Challenge —
Your answer should be a single number: the count of lines containing the string "half".

── Input records ──

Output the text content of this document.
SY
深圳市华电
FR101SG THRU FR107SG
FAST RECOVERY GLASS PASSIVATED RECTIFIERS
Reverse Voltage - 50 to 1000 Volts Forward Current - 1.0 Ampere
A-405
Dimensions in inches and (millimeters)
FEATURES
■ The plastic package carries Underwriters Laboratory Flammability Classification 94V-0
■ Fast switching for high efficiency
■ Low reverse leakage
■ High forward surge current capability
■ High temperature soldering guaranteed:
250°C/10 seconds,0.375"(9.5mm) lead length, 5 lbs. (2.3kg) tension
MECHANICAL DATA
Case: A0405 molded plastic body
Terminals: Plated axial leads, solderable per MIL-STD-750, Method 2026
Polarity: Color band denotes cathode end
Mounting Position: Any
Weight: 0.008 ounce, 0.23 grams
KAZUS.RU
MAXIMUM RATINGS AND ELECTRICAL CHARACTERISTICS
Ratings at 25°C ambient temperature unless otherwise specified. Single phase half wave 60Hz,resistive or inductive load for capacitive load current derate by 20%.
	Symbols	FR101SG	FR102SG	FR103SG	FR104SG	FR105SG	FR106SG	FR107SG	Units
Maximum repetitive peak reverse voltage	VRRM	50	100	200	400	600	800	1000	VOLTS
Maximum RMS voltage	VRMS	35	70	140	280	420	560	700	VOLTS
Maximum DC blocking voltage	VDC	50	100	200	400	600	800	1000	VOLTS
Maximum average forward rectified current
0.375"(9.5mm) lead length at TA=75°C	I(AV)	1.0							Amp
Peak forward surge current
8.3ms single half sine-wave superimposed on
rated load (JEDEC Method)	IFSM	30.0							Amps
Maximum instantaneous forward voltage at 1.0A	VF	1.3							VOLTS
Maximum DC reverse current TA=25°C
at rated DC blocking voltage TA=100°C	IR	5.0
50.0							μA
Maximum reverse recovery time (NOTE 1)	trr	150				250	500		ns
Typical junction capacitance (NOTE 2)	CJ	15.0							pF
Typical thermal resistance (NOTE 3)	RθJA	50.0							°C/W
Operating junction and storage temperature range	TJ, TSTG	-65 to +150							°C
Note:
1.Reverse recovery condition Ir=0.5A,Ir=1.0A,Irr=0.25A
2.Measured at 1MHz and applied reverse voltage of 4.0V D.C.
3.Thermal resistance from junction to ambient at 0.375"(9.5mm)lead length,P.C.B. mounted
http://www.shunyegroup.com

───

Output below —
2